(Data tied to figure images)

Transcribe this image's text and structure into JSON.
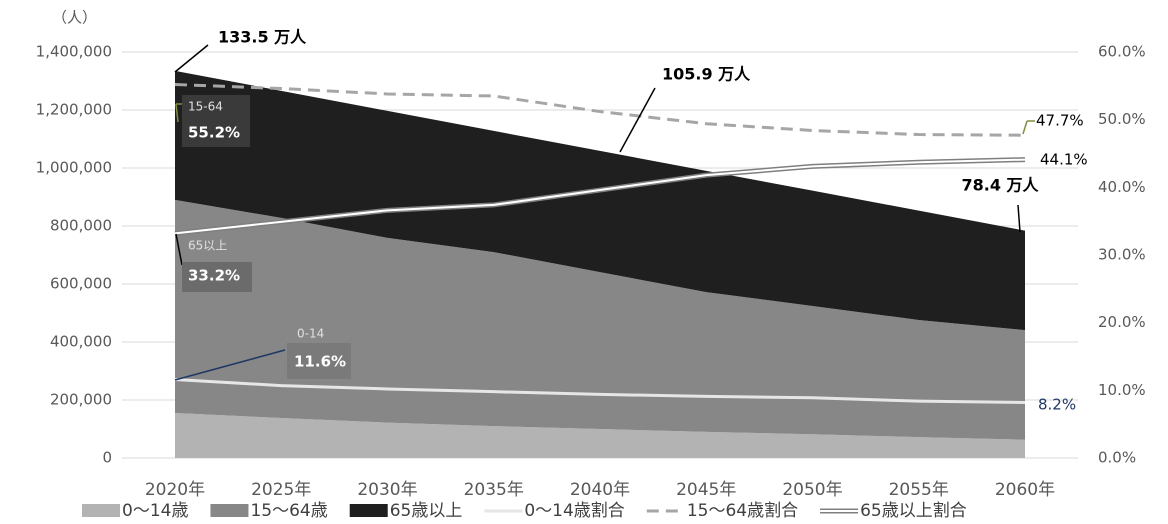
{
  "chart_data": {
    "type": "stacked_area_line",
    "y_unit_label": "（人）",
    "categories": [
      "2020年",
      "2025年",
      "2030年",
      "2035年",
      "2040年",
      "2045年",
      "2050年",
      "2055年",
      "2060年"
    ],
    "series": [
      {
        "name": "0〜14歳",
        "color": "#b3b3b3",
        "values": [
          155000,
          138000,
          122000,
          110000,
          100000,
          90000,
          82000,
          72000,
          63000
        ]
      },
      {
        "name": "15〜64歳",
        "color": "#878787",
        "values": [
          735000,
          690000,
          637000,
          600000,
          541000,
          482000,
          442000,
          404000,
          378000
        ]
      },
      {
        "name": "65歳以上",
        "color": "#1f1f1f",
        "values": [
          445000,
          438000,
          438000,
          418000,
          418000,
          418000,
          398000,
          377000,
          343000
        ]
      },
      {
        "name": "0〜14歳割合",
        "color": "#e6e6e6",
        "axis": "y2",
        "values": [
          11.6,
          10.7,
          10.2,
          9.8,
          9.4,
          9.1,
          8.9,
          8.4,
          8.2
        ]
      },
      {
        "name": "15〜64歳割合",
        "color": "#a6a6a6",
        "axis": "y2",
        "dash": true,
        "values": [
          55.2,
          54.6,
          53.8,
          53.5,
          51.2,
          49.4,
          48.4,
          47.8,
          47.7
        ]
      },
      {
        "name": "65歳以上割合",
        "color": "#7f7f7f",
        "axis": "y2",
        "double": true,
        "values": [
          33.2,
          34.9,
          36.6,
          37.4,
          39.6,
          41.8,
          43.1,
          43.7,
          44.1
        ]
      }
    ],
    "ylim": [
      0,
      1400000
    ],
    "yticks": [
      0,
      {
        "value": 200000,
        "label": "200,000"
      },
      {
        "value": 400000,
        "label": "400,000"
      },
      {
        "value": 600000,
        "label": "600,000"
      },
      {
        "value": 800000,
        "label": "800,000"
      },
      {
        "value": 1000000,
        "label": "1,000,000"
      },
      {
        "value": 1200000,
        "label": "1,200,000"
      },
      {
        "value": 1400000,
        "label": "1,400,000"
      }
    ],
    "y2lim": [
      0,
      60
    ],
    "y2ticks": [
      {
        "value": 0,
        "label": "0.0%"
      },
      {
        "value": 10,
        "label": "10.0%"
      },
      {
        "value": 20,
        "label": "20.0%"
      },
      {
        "value": 30,
        "label": "30.0%"
      },
      {
        "value": 40,
        "label": "40.0%"
      },
      {
        "value": 50,
        "label": "50.0%"
      },
      {
        "value": 60,
        "label": "60.0%"
      }
    ],
    "annotations": [
      "133.5 万人",
      "105.9 万人",
      "78.4 万人",
      "15-64",
      "55.2%",
      "65以上",
      "33.2%",
      "0-14",
      "11.6%",
      "47.7%",
      "44.1%",
      "8.2%"
    ]
  }
}
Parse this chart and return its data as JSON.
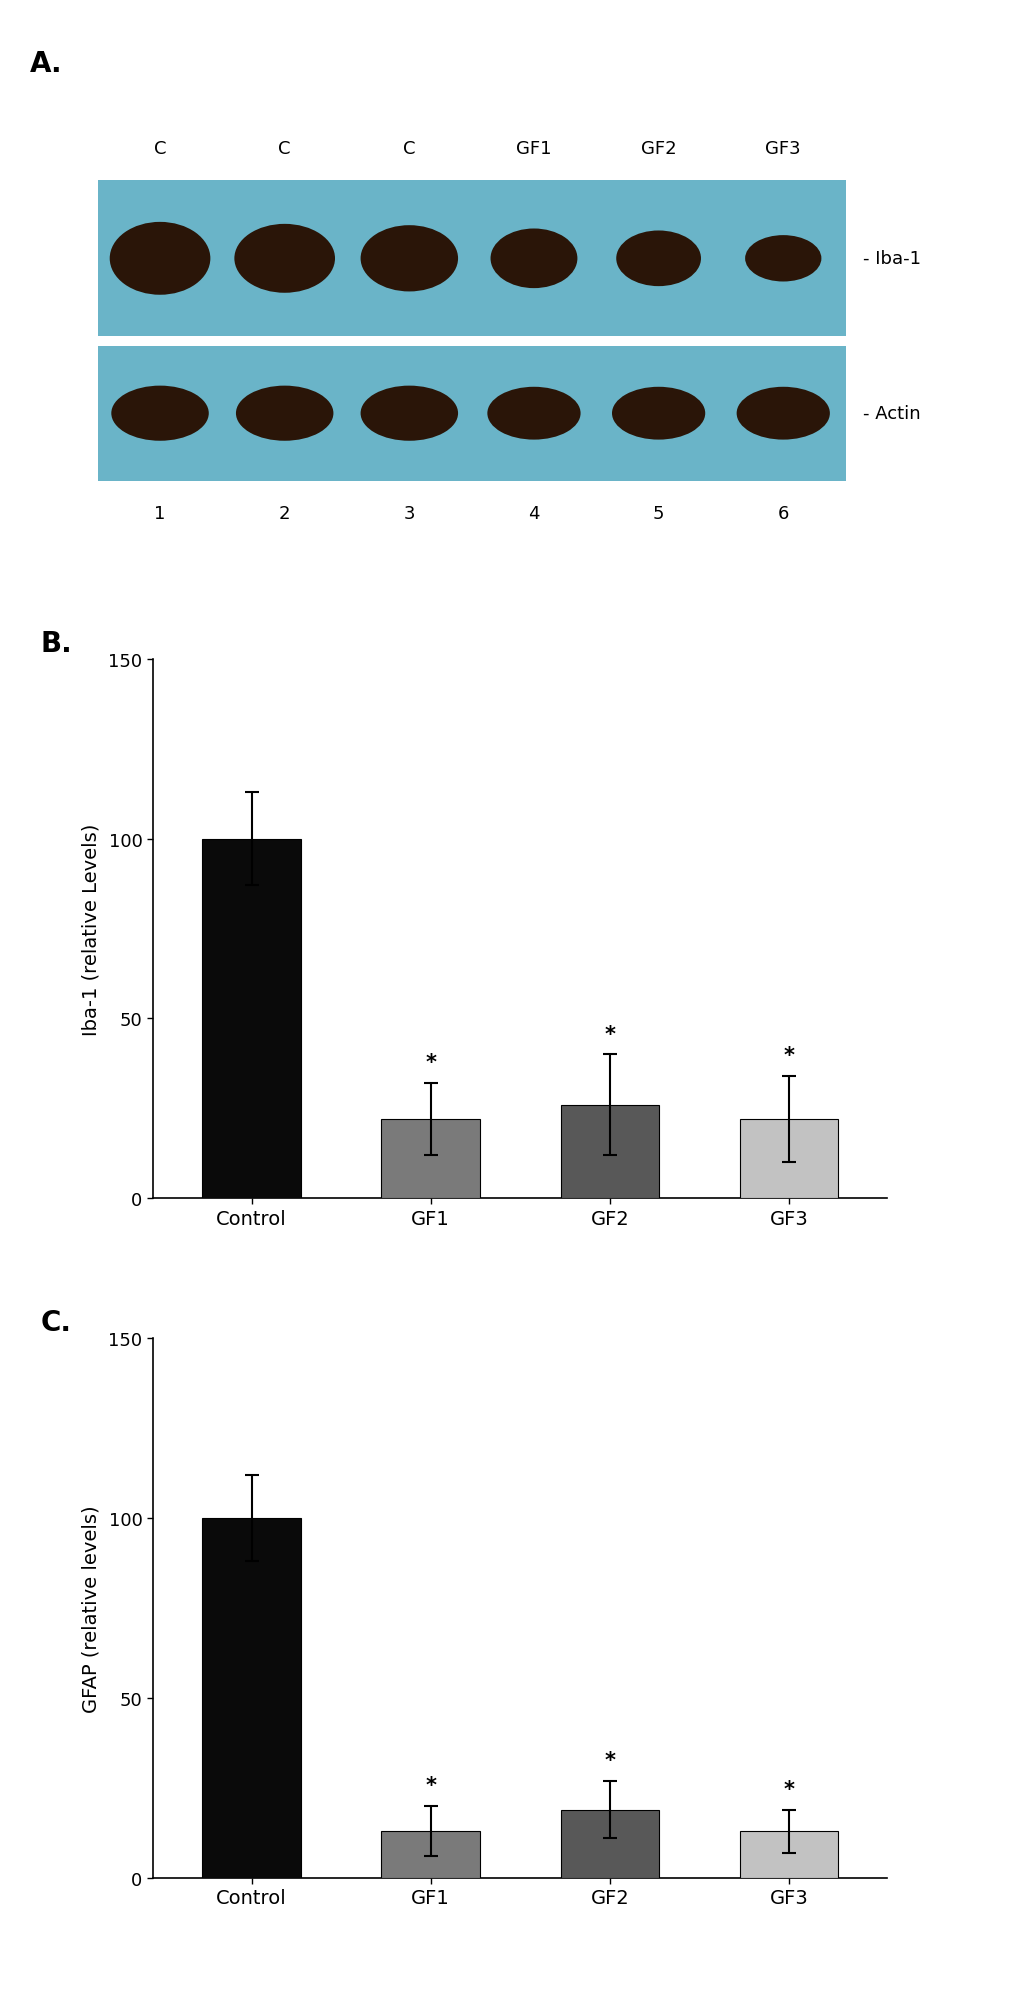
{
  "panel_A": {
    "label": "A.",
    "lane_labels_top": [
      "C",
      "C",
      "C",
      "GF1",
      "GF2",
      "GF3"
    ],
    "lane_labels_bottom": [
      "1",
      "2",
      "3",
      "4",
      "5",
      "6"
    ],
    "band_label_top": "- Iba-1",
    "band_label_bottom": "- Actin",
    "bg_color": "#6ab4c8",
    "band_color": "#2a1508",
    "iba1_widths": [
      0.95,
      0.95,
      0.92,
      0.82,
      0.8,
      0.72
    ],
    "iba1_heights": [
      0.55,
      0.52,
      0.5,
      0.45,
      0.42,
      0.35
    ],
    "actin_widths": [
      0.92,
      0.92,
      0.92,
      0.88,
      0.88,
      0.88
    ],
    "actin_heights": [
      0.48,
      0.48,
      0.48,
      0.46,
      0.46,
      0.46
    ]
  },
  "panel_B": {
    "label": "B.",
    "categories": [
      "Control",
      "GF1",
      "GF2",
      "GF3"
    ],
    "values": [
      100,
      22,
      26,
      22
    ],
    "errors": [
      13,
      10,
      14,
      12
    ],
    "bar_colors": [
      "#0a0a0a",
      "#7a7a7a",
      "#585858",
      "#c2c2c2"
    ],
    "ylabel": "Iba-1 (relative Levels)",
    "ylim": [
      0,
      150
    ],
    "yticks": [
      0,
      50,
      100,
      150
    ],
    "significance": [
      false,
      true,
      true,
      true
    ]
  },
  "panel_C": {
    "label": "C.",
    "categories": [
      "Control",
      "GF1",
      "GF2",
      "GF3"
    ],
    "values": [
      100,
      13,
      19,
      13
    ],
    "errors": [
      12,
      7,
      8,
      6
    ],
    "bar_colors": [
      "#0a0a0a",
      "#7a7a7a",
      "#585858",
      "#c2c2c2"
    ],
    "ylabel": "GFAP (relative levels)",
    "ylim": [
      0,
      150
    ],
    "yticks": [
      0,
      50,
      100,
      150
    ],
    "significance": [
      false,
      true,
      true,
      true
    ]
  },
  "background_color": "#ffffff",
  "label_fontsize": 20,
  "tick_fontsize": 13,
  "axis_label_fontsize": 14
}
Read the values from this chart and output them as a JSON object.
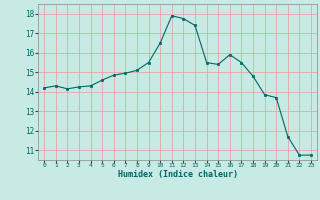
{
  "x": [
    0,
    1,
    2,
    3,
    4,
    5,
    6,
    7,
    8,
    9,
    10,
    11,
    12,
    13,
    14,
    15,
    16,
    17,
    18,
    19,
    20,
    21,
    22,
    23
  ],
  "y": [
    14.2,
    14.3,
    14.15,
    14.25,
    14.3,
    14.6,
    14.85,
    14.95,
    15.1,
    15.5,
    16.5,
    17.9,
    17.75,
    17.4,
    15.5,
    15.4,
    15.9,
    15.5,
    14.8,
    13.85,
    13.7,
    11.7,
    10.75,
    10.75
  ],
  "xlabel": "Humidex (Indice chaleur)",
  "ylim": [
    10.5,
    18.5
  ],
  "xlim": [
    -0.5,
    23.5
  ],
  "bg_color": "#c8eae4",
  "line_color": "#006666",
  "grid_color": "#ee9999",
  "yticks": [
    11,
    12,
    13,
    14,
    15,
    16,
    17,
    18
  ],
  "xticks": [
    0,
    1,
    2,
    3,
    4,
    5,
    6,
    7,
    8,
    9,
    10,
    11,
    12,
    13,
    14,
    15,
    16,
    17,
    18,
    19,
    20,
    21,
    22,
    23
  ]
}
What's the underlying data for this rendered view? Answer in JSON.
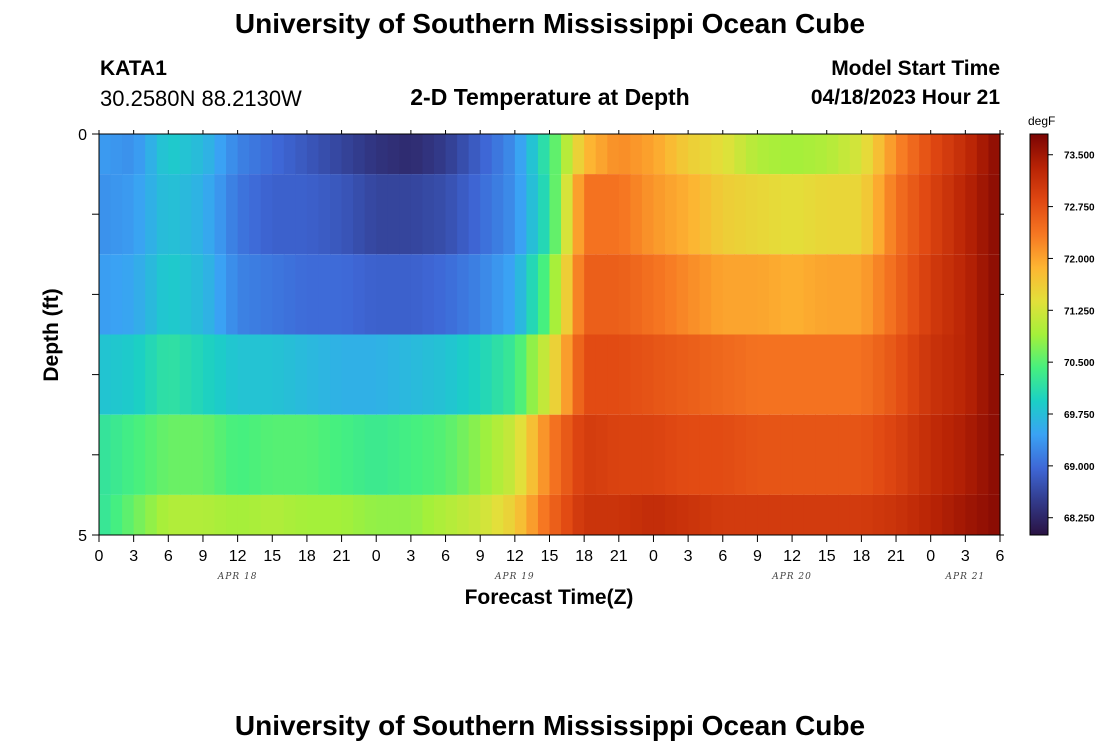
{
  "header": {
    "title": "University of Southern Mississippi Ocean Cube",
    "station": "KATA1",
    "coords": "30.2580N  88.2130W",
    "plot_title": "2-D Temperature at Depth",
    "start_label": "Model Start Time",
    "start_value": "04/18/2023 Hour 21"
  },
  "footer": {
    "title": "University of Southern Mississippi Ocean Cube"
  },
  "chart_data": {
    "type": "heatmap",
    "title": "2-D Temperature at Depth",
    "xlabel": "Forecast Time(Z)",
    "ylabel": "Depth (ft)",
    "x_tick_labels": [
      "0",
      "3",
      "6",
      "9",
      "12",
      "15",
      "18",
      "21",
      "0",
      "3",
      "6",
      "9",
      "12",
      "15",
      "18",
      "21",
      "0",
      "3",
      "6",
      "9",
      "12",
      "15",
      "18",
      "21",
      "0",
      "3",
      "6"
    ],
    "date_labels": [
      "APR 18",
      "APR 19",
      "APR 20",
      "APR 21"
    ],
    "y_tick_labels": [
      "0",
      "5"
    ],
    "ylim": [
      0,
      5
    ],
    "colorbar": {
      "unit": "degF",
      "min": 68.0,
      "max": 73.8,
      "ticks": [
        "73.500",
        "72.750",
        "72.000",
        "71.250",
        "70.500",
        "69.750",
        "69.000",
        "68.250"
      ],
      "colors": [
        "#2a1242",
        "#323a8a",
        "#3e67d6",
        "#3aa2f4",
        "#1bcfc6",
        "#46f07f",
        "#a4f03a",
        "#e2e03a",
        "#fdb532",
        "#f67722",
        "#e04812",
        "#b82305",
        "#7a0403"
      ]
    },
    "x_hours": [
      0,
      3,
      6,
      9,
      12,
      15,
      18,
      21,
      24,
      27,
      30,
      33,
      36,
      39,
      42,
      45,
      48,
      51,
      54,
      57,
      60,
      63,
      66,
      69,
      72,
      75,
      78
    ],
    "rows": [
      {
        "depth": "0.0-0.5",
        "values": [
          69.4,
          69.3,
          69.9,
          69.7,
          69.2,
          69.0,
          68.8,
          68.6,
          68.4,
          68.3,
          68.5,
          68.9,
          69.3,
          70.3,
          71.8,
          72.2,
          72.0,
          71.6,
          71.4,
          71.0,
          70.9,
          71.0,
          71.3,
          72.2,
          72.8,
          73.2,
          73.7
        ]
      },
      {
        "depth": "0.5-1.5",
        "values": [
          69.3,
          69.4,
          69.8,
          69.6,
          69.1,
          68.9,
          68.9,
          68.8,
          68.6,
          68.6,
          68.7,
          69.0,
          69.3,
          70.2,
          72.4,
          72.4,
          72.1,
          71.9,
          71.6,
          71.5,
          71.4,
          71.5,
          71.5,
          72.4,
          72.9,
          73.3,
          73.7
        ]
      },
      {
        "depth": "1.5-2.5",
        "values": [
          69.4,
          69.5,
          69.9,
          69.7,
          69.2,
          69.1,
          69.0,
          69.0,
          68.9,
          68.9,
          69.0,
          69.2,
          69.5,
          70.6,
          72.6,
          72.6,
          72.4,
          72.2,
          72.0,
          72.0,
          71.9,
          72.0,
          72.0,
          72.5,
          73.0,
          73.3,
          73.7
        ]
      },
      {
        "depth": "2.5-3.5",
        "values": [
          69.8,
          69.9,
          70.2,
          70.0,
          69.8,
          69.8,
          69.7,
          69.6,
          69.6,
          69.7,
          69.8,
          70.0,
          70.3,
          71.3,
          72.8,
          72.8,
          72.7,
          72.6,
          72.5,
          72.4,
          72.4,
          72.4,
          72.4,
          72.7,
          73.1,
          73.3,
          73.7
        ]
      },
      {
        "depth": "3.5-4.5",
        "values": [
          70.2,
          70.4,
          70.6,
          70.6,
          70.4,
          70.5,
          70.5,
          70.4,
          70.3,
          70.4,
          70.5,
          70.8,
          71.2,
          72.3,
          73.0,
          72.9,
          72.9,
          72.8,
          72.8,
          72.7,
          72.7,
          72.7,
          72.7,
          72.9,
          73.2,
          73.4,
          73.7
        ]
      },
      {
        "depth": "4.5-5.0",
        "values": [
          70.2,
          70.6,
          71.0,
          71.0,
          70.9,
          71.0,
          70.9,
          70.9,
          70.8,
          70.8,
          71.0,
          71.2,
          71.6,
          72.5,
          73.1,
          73.1,
          73.2,
          73.1,
          73.0,
          73.0,
          73.0,
          73.0,
          73.0,
          73.1,
          73.3,
          73.5,
          73.7
        ]
      }
    ]
  }
}
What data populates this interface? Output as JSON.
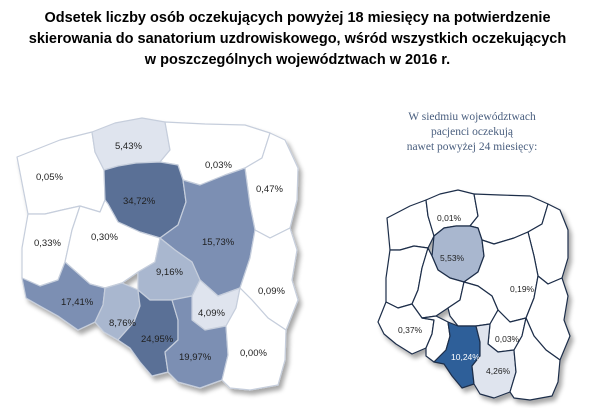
{
  "title": {
    "line1": "Odsetek liczby osób oczekujących powyżej 18 miesięcy na potwierdzenie",
    "line2": "skierowania do sanatorium uzdrowiskowego, wśród wszystkich oczekujących",
    "line3": "w poszczególnych województwach w 2016 r."
  },
  "note": {
    "line1": "W siedmiu województwach",
    "line2": "pacjenci oczekują",
    "line3": "nawet powyżej 24 miesięcy:"
  },
  "colors": {
    "none": "#ffffff",
    "low": "#dfe4ee",
    "mid": "#a9b7cf",
    "high": "#7b8fb3",
    "top": "#5a7096",
    "accent": "#2e5f99",
    "border": "#1f2e4a",
    "note_text": "#4a5f7f"
  },
  "map_18": {
    "regions": [
      {
        "name": "pomorskie",
        "value": "5,43%",
        "level": "low"
      },
      {
        "name": "warmińsko-mazurskie",
        "value": "0,03%",
        "level": "none"
      },
      {
        "name": "zachodniopomorskie",
        "value": "0,05%",
        "level": "none"
      },
      {
        "name": "kujawsko-pomorskie",
        "value": "34,72%",
        "level": "top"
      },
      {
        "name": "podlaskie",
        "value": "0,47%",
        "level": "none"
      },
      {
        "name": "lubuskie",
        "value": "0,33%",
        "level": "none"
      },
      {
        "name": "wielkopolskie",
        "value": "0,30%",
        "level": "none"
      },
      {
        "name": "mazowieckie",
        "value": "15,73%",
        "level": "high"
      },
      {
        "name": "łódzkie",
        "value": "9,16%",
        "level": "mid"
      },
      {
        "name": "lubelskie",
        "value": "0,09%",
        "level": "none"
      },
      {
        "name": "dolnośląskie",
        "value": "17,41%",
        "level": "high"
      },
      {
        "name": "opolskie",
        "value": "8,76%",
        "level": "mid"
      },
      {
        "name": "świętokrzyskie",
        "value": "4,09%",
        "level": "low"
      },
      {
        "name": "śląskie",
        "value": "24,95%",
        "level": "top"
      },
      {
        "name": "małopolskie",
        "value": "19,97%",
        "level": "high"
      },
      {
        "name": "podkarpackie",
        "value": "0,00%",
        "level": "none"
      }
    ]
  },
  "map_24": {
    "regions": [
      {
        "name": "pomorskie",
        "value": "0,01%",
        "level": "none"
      },
      {
        "name": "kujawsko-pomorskie",
        "value": "5,53%",
        "level": "mid"
      },
      {
        "name": "mazowieckie",
        "value": "0,19%",
        "level": "none"
      },
      {
        "name": "dolnośląskie",
        "value": "0,37%",
        "level": "none"
      },
      {
        "name": "świętokrzyskie",
        "value": "0,03%",
        "level": "none"
      },
      {
        "name": "śląskie",
        "value": "10,24%",
        "level": "accent"
      },
      {
        "name": "małopolskie",
        "value": "4,26%",
        "level": "low"
      }
    ]
  }
}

→ **WHAT IS EXPECTED**:
Going through the entries above, tally each line that has the word "Ocean". Answer with the number only.

→ **RESULT OF THE EXERCISE**:
2